TASK TO CARRY OUT » Extract, from the records beneath this instruction, each line that contains the word "image".

(begin)

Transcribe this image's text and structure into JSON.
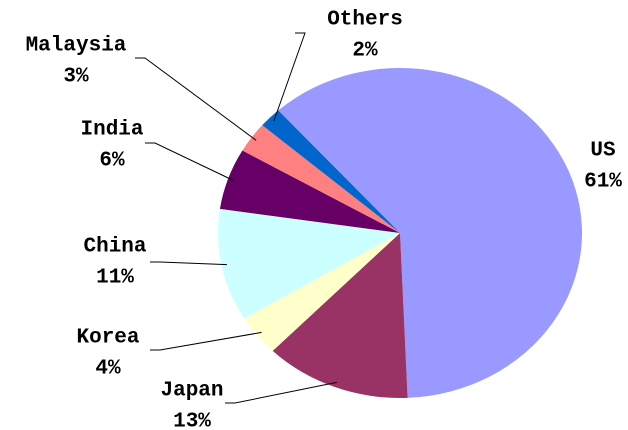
{
  "chart_data": {
    "type": "pie",
    "categories": [
      "US",
      "Japan",
      "Korea",
      "China",
      "India",
      "Malaysia",
      "Others"
    ],
    "values": [
      61,
      13,
      4,
      11,
      6,
      3,
      2
    ],
    "value_labels": [
      "61%",
      "13%",
      "4%",
      "11%",
      "6%",
      "3%",
      "2%"
    ],
    "colors": [
      "#9999ff",
      "#993366",
      "#ffffcc",
      "#ccffff",
      "#660066",
      "#ff8080",
      "#0066cc"
    ]
  }
}
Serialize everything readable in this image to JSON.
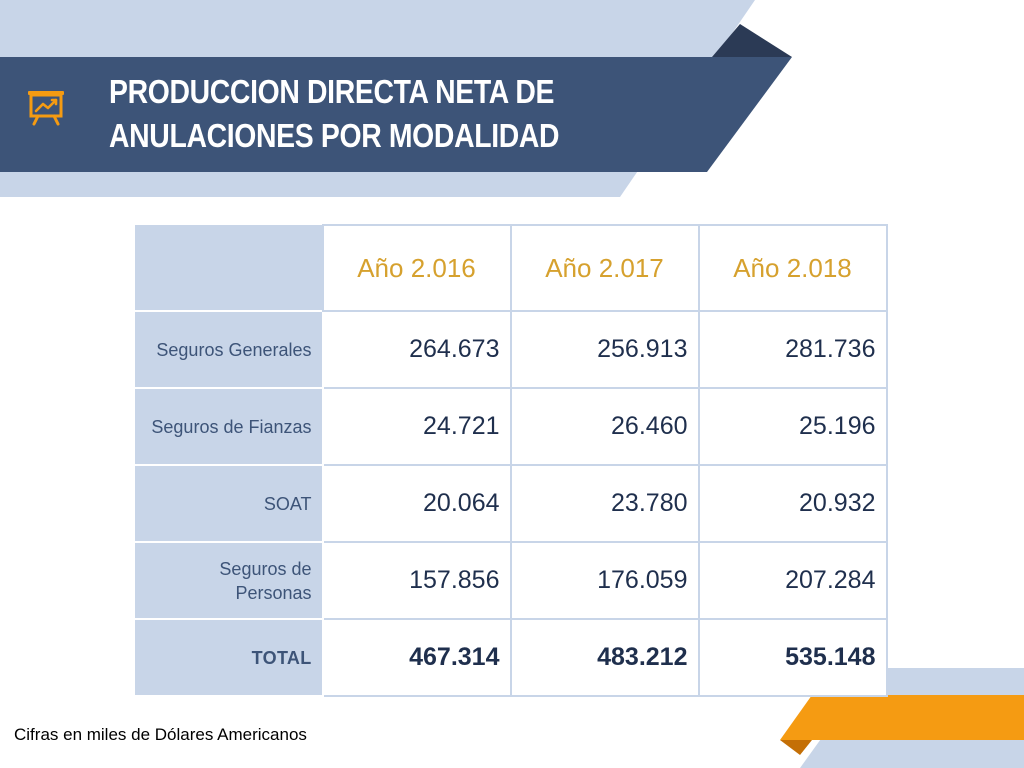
{
  "title": {
    "line1": "PRODUCCION DIRECTA NETA DE",
    "line2": "ANULACIONES POR MODALIDAD"
  },
  "icon": "presentation-chart-icon",
  "colors": {
    "header_band": "#3d5478",
    "light_band": "#c8d5e8",
    "dark_accent": "#2b3a55",
    "year_header_text": "#d6a12e",
    "orange_accent": "#f59b12"
  },
  "table": {
    "columns": [
      "Año 2.016",
      "Año 2.017",
      "Año 2.018"
    ],
    "rows": [
      {
        "label": "Seguros Generales",
        "values": [
          "264.673",
          "256.913",
          "281.736"
        ]
      },
      {
        "label": "Seguros de Fianzas",
        "values": [
          "24.721",
          "26.460",
          "25.196"
        ]
      },
      {
        "label": "SOAT",
        "values": [
          "20.064",
          "23.780",
          "20.932"
        ]
      },
      {
        "label_line1": "Seguros de",
        "label_line2": "Personas",
        "values": [
          "157.856",
          "176.059",
          "207.284"
        ]
      },
      {
        "label": "TOTAL",
        "values": [
          "467.314",
          "483.212",
          "535.148"
        ]
      }
    ]
  },
  "footnote": "Cifras en miles de Dólares Americanos"
}
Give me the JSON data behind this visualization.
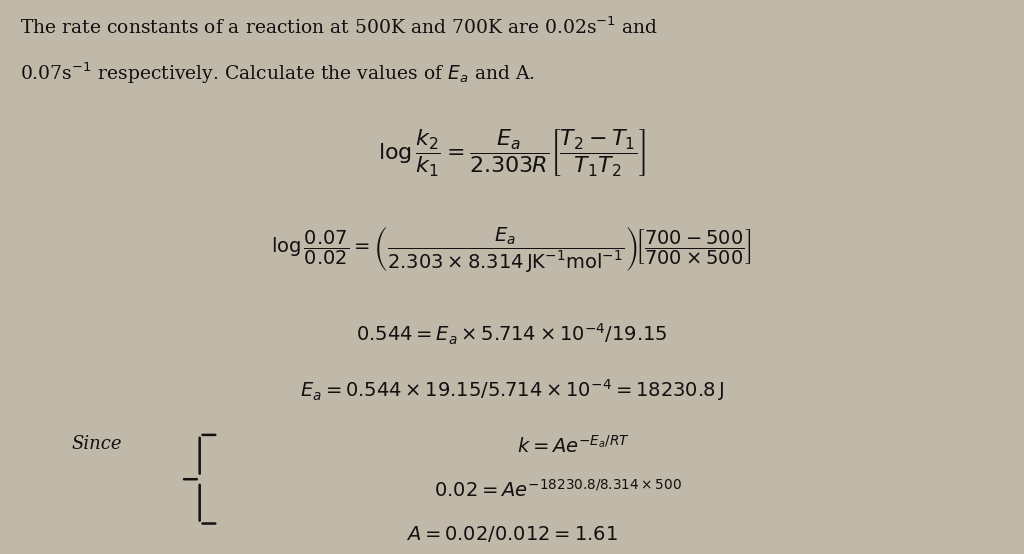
{
  "background_color": "#c0b8a8",
  "fig_width": 10.24,
  "fig_height": 5.54,
  "dpi": 100,
  "intro_text_line1": "The rate constants of a reaction at 500K and 700K are 0.02s$^{-1}$ and",
  "intro_text_line2": "0.07s$^{-1}$ respectively. Calculate the values of $E_a$ and A.",
  "eq1": "$\\log\\dfrac{k_2}{k_1} = \\dfrac{E_a}{2.303R}\\left[\\dfrac{T_2 - T_1}{T_1 T_2}\\right]$",
  "eq2": "$\\log\\dfrac{0.07}{0.02} = \\left(\\dfrac{E_a}{2.303\\times8.314\\,\\mathrm{JK^{-1}mol^{-1}}}\\right)\\!\\left[\\dfrac{700-500}{700\\times500}\\right]$",
  "eq3": "$0.544 = E_a \\times 5.714 \\times 10^{-4}/19.15$",
  "eq4": "$E_a = 0.544 \\times 19.15/5.714 \\times 10^{-4} = 18230.8\\,\\mathrm{J}$",
  "since_label": "Since",
  "eq5": "$k = Ae^{-E_a/RT}$",
  "eq6": "$0.02 = Ae^{-18230.8/8.314\\times500}$",
  "eq7": "$A = 0.02/0.012 = 1.61$",
  "text_color": "#111111",
  "intro_fontsize": 13.5,
  "eq_fontsize": 14,
  "since_fontsize": 13
}
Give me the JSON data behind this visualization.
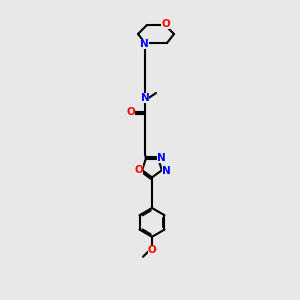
{
  "bg_color": "#e8e8e8",
  "atom_color_N": "#0000ff",
  "atom_color_O": "#ff0000",
  "atom_color_C": "#000000",
  "line_color": "#000000",
  "line_width": 1.5,
  "font_size_atom": 7.5,
  "fig_size": [
    3.0,
    3.0
  ],
  "dpi": 100,
  "xlim": [
    0,
    10
  ],
  "ylim": [
    0,
    15
  ]
}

(end)

ANSWER »
Transcribe this image's text and structure into JSON.
Serialize everything readable in this image to JSON.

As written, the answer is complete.